══ MATERIAL PROVIDED ══

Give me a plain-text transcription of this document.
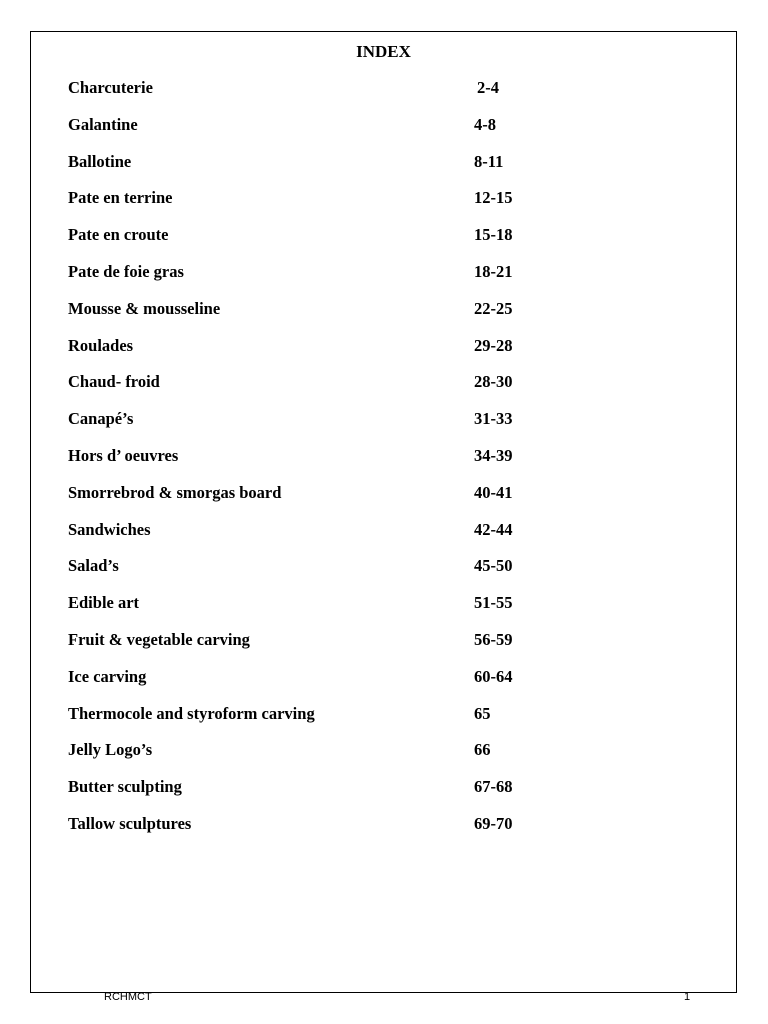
INDEX
Charcuterie	2-4
Galantine	4-8
Ballotine	8-11
Pate en terrine	12-15
Pate en croute	15-18
Pate de foie gras	18-21
Mousse & mousseline	22-25
Roulades	29-28
Chaud- froid	28-30
Canapé’s	31-33
Hors d’ oeuvres	34-39
Smorrebrod & smorgas board	40-41
Sandwiches	42-44
Salad’s	45-50
Edible art	51-55
Fruit & vegetable carving	56-59
Ice carving	60-64
Thermocole and styroform carving	65
Jelly Logo’s	66
Butter sculpting	67-68
Tallow sculptures	69-70
RCHMCT	1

═══

§ TASK DETAILS
Leave out the pictures and repeat everything else in the records exactly.

§ RESULT OF THE EXERCISE
Give me a plain-text transcription of this document.
INDEX
Charcuterie	2-4
Galantine	4-8
Ballotine	8-11
Pate en terrine	12-15
Pate en croute	15-18
Pate de foie gras	18-21
Mousse & mousseline	22-25
Roulades	29-28
Chaud- froid	28-30
Canapé’s	31-33
Hors d’ oeuvres	34-39
Smorrebrod & smorgas board	40-41
Sandwiches	42-44
Salad’s	45-50
Edible art	51-55
Fruit & vegetable carving	56-59
Ice carving	60-64
Thermocole and styroform carving	65
Jelly Logo’s	66
Butter sculpting	67-68
Tallow sculptures	69-70
RCHMCT	1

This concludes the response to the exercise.